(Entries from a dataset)
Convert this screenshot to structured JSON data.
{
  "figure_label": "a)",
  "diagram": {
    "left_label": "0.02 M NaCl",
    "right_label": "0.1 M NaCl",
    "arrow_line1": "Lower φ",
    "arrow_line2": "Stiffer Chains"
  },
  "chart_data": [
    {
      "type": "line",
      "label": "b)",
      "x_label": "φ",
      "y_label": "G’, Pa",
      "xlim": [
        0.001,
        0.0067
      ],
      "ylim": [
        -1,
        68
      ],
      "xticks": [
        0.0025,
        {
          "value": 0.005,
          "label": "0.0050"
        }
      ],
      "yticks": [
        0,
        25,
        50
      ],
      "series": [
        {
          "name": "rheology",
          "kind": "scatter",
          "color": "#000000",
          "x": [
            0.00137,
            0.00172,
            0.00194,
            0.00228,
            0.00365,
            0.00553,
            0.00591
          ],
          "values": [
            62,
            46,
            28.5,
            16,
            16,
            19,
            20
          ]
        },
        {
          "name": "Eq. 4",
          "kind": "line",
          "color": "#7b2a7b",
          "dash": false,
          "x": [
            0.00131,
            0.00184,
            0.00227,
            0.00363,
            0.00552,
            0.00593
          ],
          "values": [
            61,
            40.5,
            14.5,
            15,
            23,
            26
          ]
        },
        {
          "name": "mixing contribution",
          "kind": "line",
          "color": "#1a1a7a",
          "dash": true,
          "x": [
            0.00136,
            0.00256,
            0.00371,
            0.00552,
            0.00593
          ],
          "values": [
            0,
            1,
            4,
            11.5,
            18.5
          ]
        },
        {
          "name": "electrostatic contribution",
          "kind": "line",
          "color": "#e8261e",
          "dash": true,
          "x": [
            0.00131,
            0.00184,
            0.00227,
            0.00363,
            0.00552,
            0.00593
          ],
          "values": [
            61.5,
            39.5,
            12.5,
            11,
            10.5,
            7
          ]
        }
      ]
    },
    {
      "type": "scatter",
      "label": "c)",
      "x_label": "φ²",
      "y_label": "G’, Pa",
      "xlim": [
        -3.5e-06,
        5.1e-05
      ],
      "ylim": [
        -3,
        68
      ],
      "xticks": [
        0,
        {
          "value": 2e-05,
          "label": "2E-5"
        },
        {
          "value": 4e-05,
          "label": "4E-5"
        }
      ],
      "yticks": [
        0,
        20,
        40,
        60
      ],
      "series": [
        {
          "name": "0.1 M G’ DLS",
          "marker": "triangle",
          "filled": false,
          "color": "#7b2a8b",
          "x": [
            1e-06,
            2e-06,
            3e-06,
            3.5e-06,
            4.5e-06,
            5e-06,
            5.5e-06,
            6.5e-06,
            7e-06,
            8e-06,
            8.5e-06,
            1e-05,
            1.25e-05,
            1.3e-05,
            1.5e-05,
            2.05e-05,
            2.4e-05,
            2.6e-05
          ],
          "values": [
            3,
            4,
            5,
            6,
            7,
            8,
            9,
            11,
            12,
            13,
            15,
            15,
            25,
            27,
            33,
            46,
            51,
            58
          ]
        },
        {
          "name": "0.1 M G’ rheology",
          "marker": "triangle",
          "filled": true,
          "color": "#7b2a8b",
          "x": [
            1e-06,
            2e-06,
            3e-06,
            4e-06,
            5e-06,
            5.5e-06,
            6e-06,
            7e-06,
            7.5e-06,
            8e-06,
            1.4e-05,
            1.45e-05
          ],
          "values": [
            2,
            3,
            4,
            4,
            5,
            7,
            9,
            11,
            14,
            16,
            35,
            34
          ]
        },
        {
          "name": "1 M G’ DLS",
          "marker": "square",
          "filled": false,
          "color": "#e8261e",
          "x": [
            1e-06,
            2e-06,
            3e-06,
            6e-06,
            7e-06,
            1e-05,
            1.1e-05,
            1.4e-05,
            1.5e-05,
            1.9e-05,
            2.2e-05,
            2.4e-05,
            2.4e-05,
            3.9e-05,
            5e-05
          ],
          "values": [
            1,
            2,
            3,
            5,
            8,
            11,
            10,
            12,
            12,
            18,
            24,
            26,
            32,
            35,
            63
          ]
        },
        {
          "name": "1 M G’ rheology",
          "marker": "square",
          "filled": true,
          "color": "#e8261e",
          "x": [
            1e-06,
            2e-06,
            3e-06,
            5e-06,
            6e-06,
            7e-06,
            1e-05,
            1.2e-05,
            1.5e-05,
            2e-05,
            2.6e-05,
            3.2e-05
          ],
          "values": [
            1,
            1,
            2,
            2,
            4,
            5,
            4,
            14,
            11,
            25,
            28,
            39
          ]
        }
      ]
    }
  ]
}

■ WHAT NEEDS TO BE DONE ■
Extract the full set of entries word for word.

■ RESPONSE TO THE EXERCISE ■
Convert this screenshot to structured JSON data.
{
  "figure_label": "a)",
  "diagram": {
    "left_label": "0.02 M NaCl",
    "right_label": "0.1 M NaCl",
    "arrow_line1": "Lower φ",
    "arrow_line2": "Stiffer Chains"
  },
  "chart_data": [
    {
      "type": "line",
      "label": "b)",
      "x_label": "φ",
      "y_label": "G’, Pa",
      "xlim": [
        0.001,
        0.0067
      ],
      "ylim": [
        -1,
        68
      ],
      "xticks": [
        0.0025,
        {
          "value": 0.005,
          "label": "0.0050"
        }
      ],
      "yticks": [
        0,
        25,
        50
      ],
      "series": [
        {
          "name": "rheology",
          "kind": "scatter",
          "color": "#000000",
          "x": [
            0.00137,
            0.00172,
            0.00194,
            0.00228,
            0.00365,
            0.00553,
            0.00591
          ],
          "values": [
            62,
            46,
            28.5,
            16,
            16,
            19,
            20
          ]
        },
        {
          "name": "Eq. 4",
          "kind": "line",
          "color": "#7b2a7b",
          "dash": false,
          "x": [
            0.00131,
            0.00184,
            0.00227,
            0.00363,
            0.00552,
            0.00593
          ],
          "values": [
            61,
            40.5,
            14.5,
            15,
            23,
            26
          ]
        },
        {
          "name": "mixing contribution",
          "kind": "line",
          "color": "#1a1a7a",
          "dash": true,
          "x": [
            0.00136,
            0.00256,
            0.00371,
            0.00552,
            0.00593
          ],
          "values": [
            0,
            1,
            4,
            11.5,
            18.5
          ]
        },
        {
          "name": "electrostatic contribution",
          "kind": "line",
          "color": "#e8261e",
          "dash": true,
          "x": [
            0.00131,
            0.00184,
            0.00227,
            0.00363,
            0.00552,
            0.00593
          ],
          "values": [
            61.5,
            39.5,
            12.5,
            11,
            10.5,
            7
          ]
        }
      ]
    },
    {
      "type": "scatter",
      "label": "c)",
      "x_label": "φ²",
      "y_label": "G’, Pa",
      "xlim": [
        -3.5e-06,
        5.1e-05
      ],
      "ylim": [
        -3,
        68
      ],
      "xticks": [
        0,
        {
          "value": 2e-05,
          "label": "2E-5"
        },
        {
          "value": 4e-05,
          "label": "4E-5"
        }
      ],
      "yticks": [
        0,
        20,
        40,
        60
      ],
      "series": [
        {
          "name": "0.1 M G’ DLS",
          "marker": "triangle",
          "filled": false,
          "color": "#7b2a8b",
          "x": [
            1e-06,
            2e-06,
            3e-06,
            3.5e-06,
            4.5e-06,
            5e-06,
            5.5e-06,
            6.5e-06,
            7e-06,
            8e-06,
            8.5e-06,
            1e-05,
            1.25e-05,
            1.3e-05,
            1.5e-05,
            2.05e-05,
            2.4e-05,
            2.6e-05
          ],
          "values": [
            3,
            4,
            5,
            6,
            7,
            8,
            9,
            11,
            12,
            13,
            15,
            15,
            25,
            27,
            33,
            46,
            51,
            58
          ]
        },
        {
          "name": "0.1 M G’ rheology",
          "marker": "triangle",
          "filled": true,
          "color": "#7b2a8b",
          "x": [
            1e-06,
            2e-06,
            3e-06,
            4e-06,
            5e-06,
            5.5e-06,
            6e-06,
            7e-06,
            7.5e-06,
            8e-06,
            1.4e-05,
            1.45e-05
          ],
          "values": [
            2,
            3,
            4,
            4,
            5,
            7,
            9,
            11,
            14,
            16,
            35,
            34
          ]
        },
        {
          "name": "1 M G’ DLS",
          "marker": "square",
          "filled": false,
          "color": "#e8261e",
          "x": [
            1e-06,
            2e-06,
            3e-06,
            6e-06,
            7e-06,
            1e-05,
            1.1e-05,
            1.4e-05,
            1.5e-05,
            1.9e-05,
            2.2e-05,
            2.4e-05,
            2.4e-05,
            3.9e-05,
            5e-05
          ],
          "values": [
            1,
            2,
            3,
            5,
            8,
            11,
            10,
            12,
            12,
            18,
            24,
            26,
            32,
            35,
            63
          ]
        },
        {
          "name": "1 M G’ rheology",
          "marker": "square",
          "filled": true,
          "color": "#e8261e",
          "x": [
            1e-06,
            2e-06,
            3e-06,
            5e-06,
            6e-06,
            7e-06,
            1e-05,
            1.2e-05,
            1.5e-05,
            2e-05,
            2.6e-05,
            3.2e-05
          ],
          "values": [
            1,
            1,
            2,
            2,
            4,
            5,
            4,
            14,
            11,
            25,
            28,
            39
          ]
        }
      ]
    }
  ]
}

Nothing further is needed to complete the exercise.